▶ Exercise requirements
From the entries below, please gather each line containing the string "JSON".

▶ Source records
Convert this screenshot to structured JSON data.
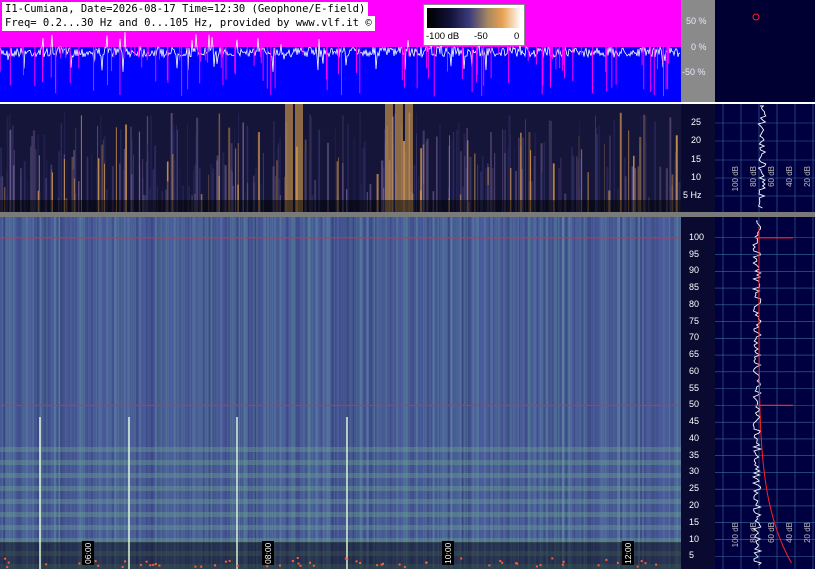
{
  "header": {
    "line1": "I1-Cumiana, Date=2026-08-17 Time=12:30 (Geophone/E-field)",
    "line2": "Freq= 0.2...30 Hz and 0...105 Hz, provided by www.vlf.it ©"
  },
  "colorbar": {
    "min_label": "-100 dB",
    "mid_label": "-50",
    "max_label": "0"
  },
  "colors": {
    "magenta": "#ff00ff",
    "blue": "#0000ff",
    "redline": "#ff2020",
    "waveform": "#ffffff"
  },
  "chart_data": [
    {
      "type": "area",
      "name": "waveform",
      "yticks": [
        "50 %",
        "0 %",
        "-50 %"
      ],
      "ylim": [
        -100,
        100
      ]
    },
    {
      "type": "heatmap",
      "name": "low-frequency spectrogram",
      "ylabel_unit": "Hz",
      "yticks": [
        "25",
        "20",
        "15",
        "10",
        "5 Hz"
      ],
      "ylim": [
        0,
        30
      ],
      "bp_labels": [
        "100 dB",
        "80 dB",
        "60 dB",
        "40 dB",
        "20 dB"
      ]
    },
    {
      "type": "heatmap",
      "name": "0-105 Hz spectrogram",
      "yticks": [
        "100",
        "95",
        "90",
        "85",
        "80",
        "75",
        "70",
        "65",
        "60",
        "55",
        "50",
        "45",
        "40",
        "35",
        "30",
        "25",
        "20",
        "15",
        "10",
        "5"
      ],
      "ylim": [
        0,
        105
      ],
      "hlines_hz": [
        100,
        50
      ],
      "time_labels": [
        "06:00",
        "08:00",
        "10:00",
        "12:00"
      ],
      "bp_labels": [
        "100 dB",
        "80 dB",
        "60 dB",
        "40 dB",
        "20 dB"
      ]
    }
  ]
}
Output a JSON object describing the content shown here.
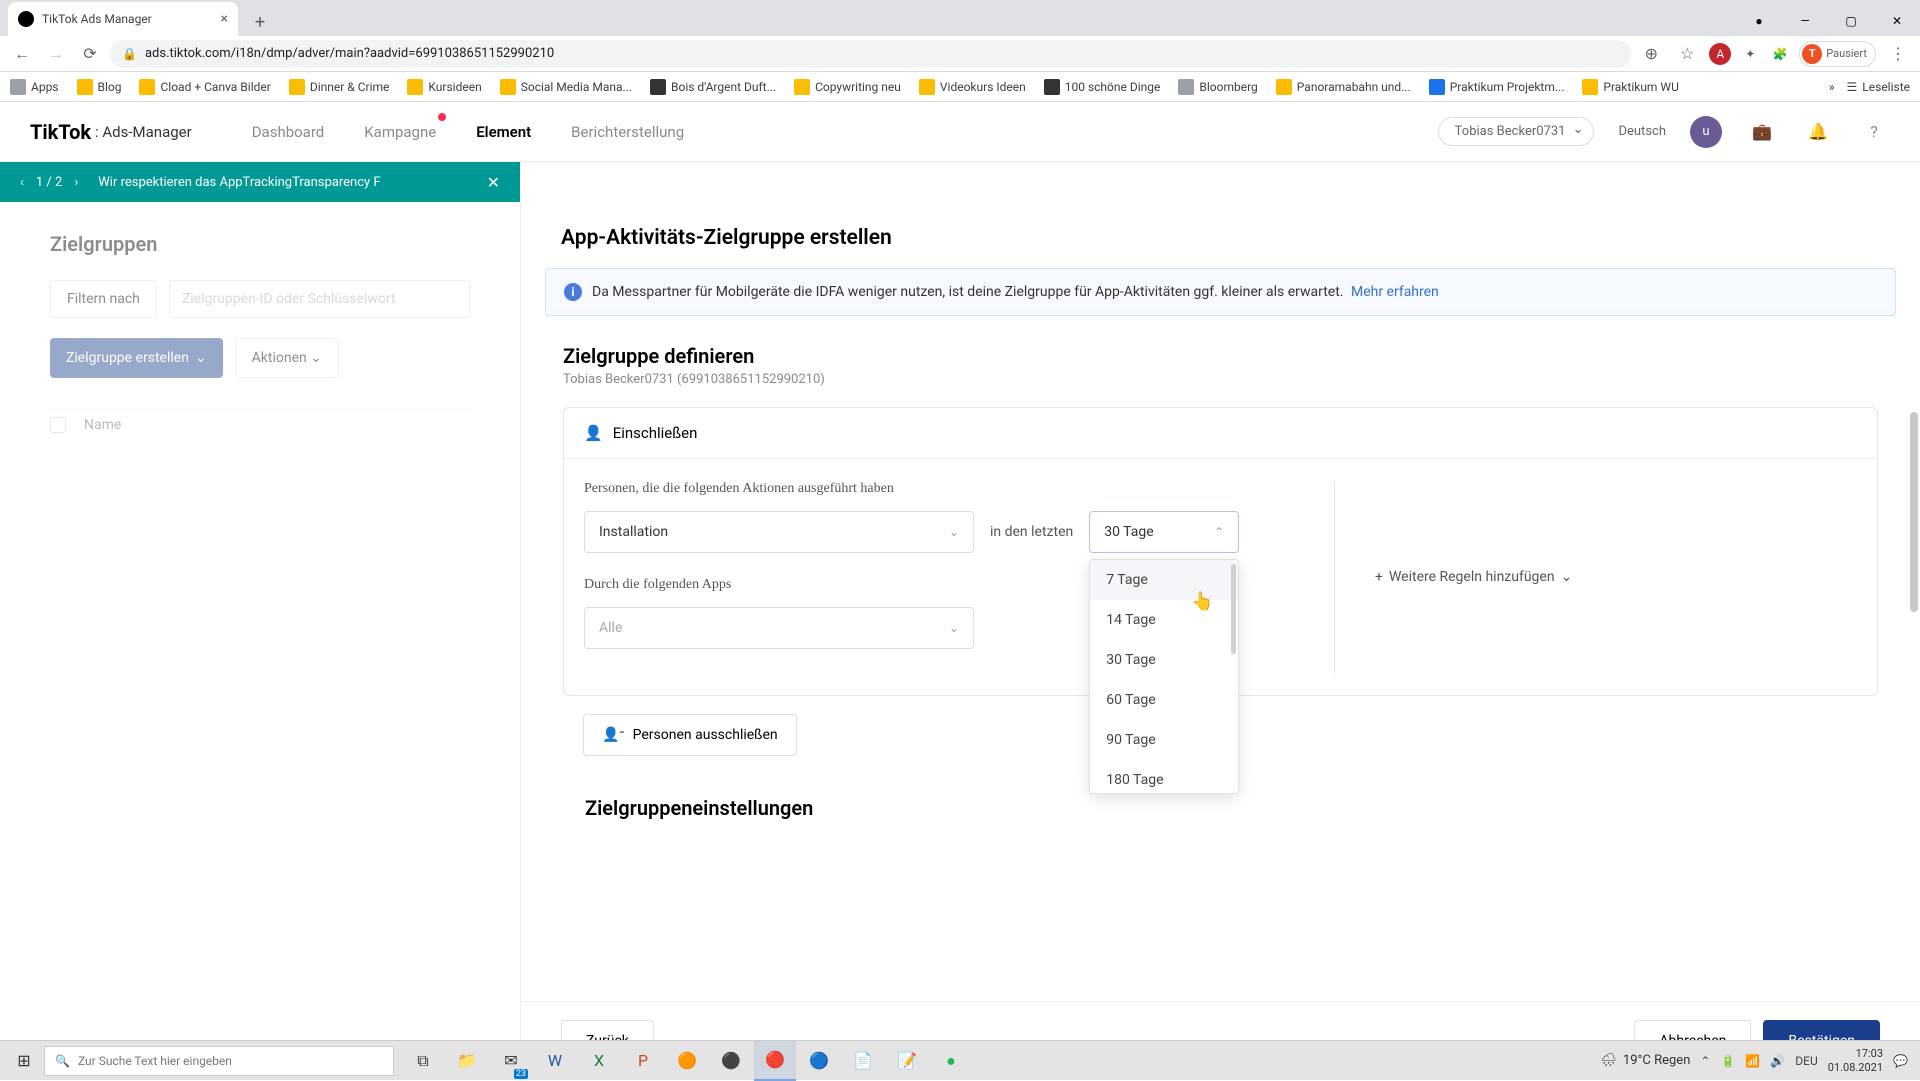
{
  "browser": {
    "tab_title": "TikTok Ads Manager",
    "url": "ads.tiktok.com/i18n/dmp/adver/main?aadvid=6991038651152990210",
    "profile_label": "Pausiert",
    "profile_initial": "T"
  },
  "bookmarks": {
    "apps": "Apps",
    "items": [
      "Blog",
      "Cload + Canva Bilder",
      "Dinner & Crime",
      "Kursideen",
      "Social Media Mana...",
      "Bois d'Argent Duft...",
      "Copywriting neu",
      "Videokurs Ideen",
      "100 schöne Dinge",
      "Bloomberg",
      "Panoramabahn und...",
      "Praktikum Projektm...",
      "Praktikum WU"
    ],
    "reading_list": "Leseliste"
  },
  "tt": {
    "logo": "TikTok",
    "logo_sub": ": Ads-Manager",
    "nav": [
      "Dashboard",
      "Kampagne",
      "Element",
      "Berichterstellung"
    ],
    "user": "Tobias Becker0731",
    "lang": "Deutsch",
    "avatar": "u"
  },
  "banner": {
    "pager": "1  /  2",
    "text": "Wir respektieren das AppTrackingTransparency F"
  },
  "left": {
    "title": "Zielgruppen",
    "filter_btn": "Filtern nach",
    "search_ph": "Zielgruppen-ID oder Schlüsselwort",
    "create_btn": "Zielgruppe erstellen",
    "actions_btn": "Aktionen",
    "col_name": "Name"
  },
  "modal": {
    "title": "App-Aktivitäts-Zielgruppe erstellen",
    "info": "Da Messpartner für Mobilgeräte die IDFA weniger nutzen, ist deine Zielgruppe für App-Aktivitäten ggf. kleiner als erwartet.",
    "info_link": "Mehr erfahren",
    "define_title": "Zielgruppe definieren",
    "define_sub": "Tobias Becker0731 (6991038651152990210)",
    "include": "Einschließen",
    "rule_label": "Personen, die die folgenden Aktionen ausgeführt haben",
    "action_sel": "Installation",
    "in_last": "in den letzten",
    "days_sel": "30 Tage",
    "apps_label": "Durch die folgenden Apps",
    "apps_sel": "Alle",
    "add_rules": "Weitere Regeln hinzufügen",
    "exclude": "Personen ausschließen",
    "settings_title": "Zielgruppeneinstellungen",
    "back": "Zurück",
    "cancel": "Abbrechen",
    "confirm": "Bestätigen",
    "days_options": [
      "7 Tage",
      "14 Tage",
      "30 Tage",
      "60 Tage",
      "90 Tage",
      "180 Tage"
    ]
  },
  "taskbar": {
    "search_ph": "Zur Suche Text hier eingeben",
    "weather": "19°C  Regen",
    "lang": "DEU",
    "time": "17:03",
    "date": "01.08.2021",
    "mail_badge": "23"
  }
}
...
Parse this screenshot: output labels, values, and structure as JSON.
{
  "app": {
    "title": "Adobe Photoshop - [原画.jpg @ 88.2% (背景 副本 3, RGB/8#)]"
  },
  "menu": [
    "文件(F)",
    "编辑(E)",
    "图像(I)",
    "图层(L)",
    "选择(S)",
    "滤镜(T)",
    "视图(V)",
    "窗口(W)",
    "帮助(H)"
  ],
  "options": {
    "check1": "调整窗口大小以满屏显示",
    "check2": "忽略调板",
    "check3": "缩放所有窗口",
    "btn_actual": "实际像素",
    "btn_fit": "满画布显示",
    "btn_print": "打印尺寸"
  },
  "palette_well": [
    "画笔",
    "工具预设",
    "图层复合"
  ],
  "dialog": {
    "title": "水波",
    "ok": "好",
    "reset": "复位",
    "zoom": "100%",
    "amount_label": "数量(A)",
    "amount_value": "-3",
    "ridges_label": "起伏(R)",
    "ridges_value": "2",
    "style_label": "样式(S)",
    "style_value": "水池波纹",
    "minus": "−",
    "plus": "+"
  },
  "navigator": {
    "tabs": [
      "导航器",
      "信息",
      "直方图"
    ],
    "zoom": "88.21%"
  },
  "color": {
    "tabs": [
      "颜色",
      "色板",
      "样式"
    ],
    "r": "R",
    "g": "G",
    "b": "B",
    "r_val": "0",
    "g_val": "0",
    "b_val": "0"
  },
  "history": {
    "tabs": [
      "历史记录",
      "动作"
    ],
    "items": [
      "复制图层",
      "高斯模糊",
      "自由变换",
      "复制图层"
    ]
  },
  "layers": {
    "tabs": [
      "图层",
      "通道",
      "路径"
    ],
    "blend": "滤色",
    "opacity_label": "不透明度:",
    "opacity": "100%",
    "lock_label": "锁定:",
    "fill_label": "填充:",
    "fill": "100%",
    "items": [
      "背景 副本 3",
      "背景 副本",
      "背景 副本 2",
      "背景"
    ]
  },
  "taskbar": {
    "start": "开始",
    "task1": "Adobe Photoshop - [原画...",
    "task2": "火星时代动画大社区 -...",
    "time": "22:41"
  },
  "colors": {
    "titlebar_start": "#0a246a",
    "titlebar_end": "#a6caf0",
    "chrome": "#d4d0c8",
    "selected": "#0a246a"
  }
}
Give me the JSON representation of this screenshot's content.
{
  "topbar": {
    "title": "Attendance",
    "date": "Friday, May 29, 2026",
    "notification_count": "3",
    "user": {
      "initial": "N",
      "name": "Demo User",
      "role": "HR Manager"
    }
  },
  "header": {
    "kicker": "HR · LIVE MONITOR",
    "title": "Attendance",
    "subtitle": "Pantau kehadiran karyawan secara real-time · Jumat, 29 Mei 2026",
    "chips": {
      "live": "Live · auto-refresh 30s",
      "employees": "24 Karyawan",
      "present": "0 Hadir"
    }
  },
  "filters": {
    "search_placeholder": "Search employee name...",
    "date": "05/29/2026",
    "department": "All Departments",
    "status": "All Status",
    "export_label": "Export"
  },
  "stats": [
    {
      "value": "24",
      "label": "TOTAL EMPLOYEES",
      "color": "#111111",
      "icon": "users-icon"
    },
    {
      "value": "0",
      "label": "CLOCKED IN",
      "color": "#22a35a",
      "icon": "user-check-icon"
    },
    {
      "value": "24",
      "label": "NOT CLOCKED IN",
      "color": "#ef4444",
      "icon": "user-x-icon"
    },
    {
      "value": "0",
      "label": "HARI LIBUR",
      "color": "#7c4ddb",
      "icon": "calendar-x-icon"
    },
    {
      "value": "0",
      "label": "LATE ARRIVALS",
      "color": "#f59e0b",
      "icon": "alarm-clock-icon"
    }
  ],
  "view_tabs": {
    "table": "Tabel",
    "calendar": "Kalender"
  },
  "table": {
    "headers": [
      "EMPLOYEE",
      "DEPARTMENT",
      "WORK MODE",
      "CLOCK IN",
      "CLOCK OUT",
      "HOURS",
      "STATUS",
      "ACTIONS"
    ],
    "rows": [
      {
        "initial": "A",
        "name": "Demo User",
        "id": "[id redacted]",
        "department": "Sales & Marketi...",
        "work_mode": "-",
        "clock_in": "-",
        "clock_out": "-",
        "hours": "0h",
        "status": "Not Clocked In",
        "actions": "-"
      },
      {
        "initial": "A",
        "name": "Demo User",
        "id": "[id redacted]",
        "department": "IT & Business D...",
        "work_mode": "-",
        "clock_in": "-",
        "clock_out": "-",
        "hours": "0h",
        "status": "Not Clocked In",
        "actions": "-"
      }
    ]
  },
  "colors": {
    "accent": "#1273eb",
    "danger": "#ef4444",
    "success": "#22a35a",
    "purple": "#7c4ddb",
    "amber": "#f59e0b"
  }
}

▶ Written answer
Convert this screenshot to structured JSON data.
Output a JSON object describing the content shown here.
Parse this screenshot: output labels, values, and structure as JSON.
Give me the JSON representation of this screenshot's content.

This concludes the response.